### Tekst strony
■ ■ ■ ■ ■ ■ ■
Po co nam strach w baśni?
Baśniowi bohaterowie często przeżywają nie tylko trudne ale i straszne przygody. Wkraczają do lasów pełnych zagrożeń. Zza każdego drzewa czyha wilk lub Baba Jaga albo smok. Przechodzą przez ogień, mocują się z diabłem. Boją się.
I dobrze! Strach jest człowiekowi potrzebny by żył. Strach chroni nas przed lekkomyślnymi zachowaniami. Strach zatrzymuje nad przepaścią czy każe wdrapywać się na drzewo w ucieczce przed wilkiem. Pomaga z rozsądkiem podejmować decyzje.
Ale też może paraliżować. może sprawić, że nie ruszymy poza róg naszego pokoju, bo na schodach przecież można złamać nogę a na ulicy zginąć pod kołami aut.
I jak wiemy są tacy ludzie. na dodatek jest ich coraz więcej.
A o tym jak ta emocja jest ważna i potrzebna to nawet baśnie mówią pokazując nam bohatera, który się nie boi i wyrusza właśnie aby się strachu nauczyć.
Aby strach nie paraliżował, tylko mobilizował do odpowiednich działań, adekwatnych do sytuacji, trzeba z nim obcować od dziecka. trzeba go oswajać jak zwierzątko domowe. Wtedy będzie na nasze usługi. Podpowie, zatrzyma na chwilę, która jest potrzebna do rozeznania sytuacji, ale nie zastopuje.
Oswajać, to znaczy obcować z nim od małego i uczyć się jak go pokonywać.
■ ■ ■ ■ ■ ■ ■
### Materiał źródłowy
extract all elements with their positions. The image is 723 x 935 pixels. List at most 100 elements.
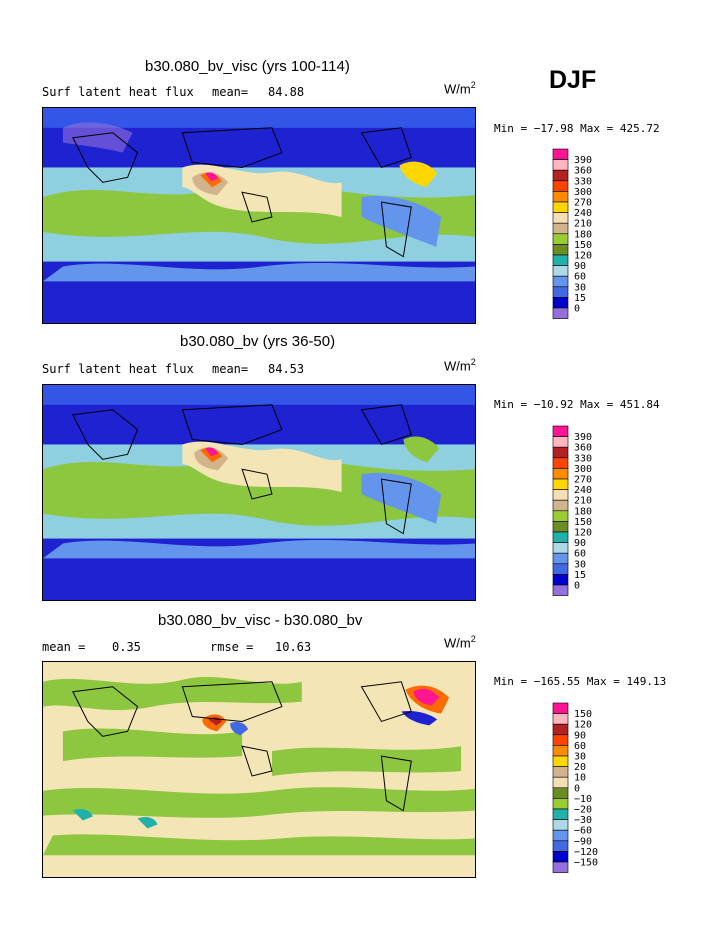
■ ■ ■ ■ ■ ■ ■
### Zestaw ćwiczeń
A: Odpowiedz krótko na pytania do tekstu o strachu w baśniach:
(i) Do jakich miejsc wkraczają baśniowi bohaterowie?
(ii) Przed czym chroni nas strach?
(iii) Co znaczy oswajać strach?
B: Napisz dalszy ciąg tekstu o strachu w baśniach od miejsca, w którym się kończy.
Materiał jest odrębny od tekstu strony.

### Wyniki
A:
(i) Do lasów pełnych zagrożeń.
(ii) Przed lekkomyślnymi zachowaniami.
(iii) Obcować z nim od małego i uczyć się, jak go pokonywać.

B:
Zastanówmy się, czy obecnie dzieci mają okazję do obcowania ze strachem? Czy my jako rodzice, opiekunowie, pozwalamy im na to?
Z moich obserwacji, rozmów z rodzicami znajomymi i nieznajomymi, z artykułów, w których aktorki opowiadają o tym, że nie będą czytać takich strasznych baśni dziecku, wynika mi, że nie. Nie pozwalamy dziecku przeżywać strachu! Chronimy nasze pociechy przed jakimkolwiek niepokojem. Wręcz obsesyjnie usiłujemy zapewnić im mega bezproblemowe dzieciństwo. A potem dziwimy się, że boją się wyjść za próg domu, że mają fobie społeczną, że są nieśmiałe, nie asertywne , nie rozumieją istoty śmierci.
A jak mają rozumieć, kiedy nie bierzemy ich już od dawna na pogrzeby? Nie opowiadamy baśni, w których umiera jedno z rodziców czy oboje, bo za straszne? Kupujemy w tajemnicy takiego samego „chomiczka”, jeśli stary zdechnie i tak zwierzątko żyje ponad swój wiek?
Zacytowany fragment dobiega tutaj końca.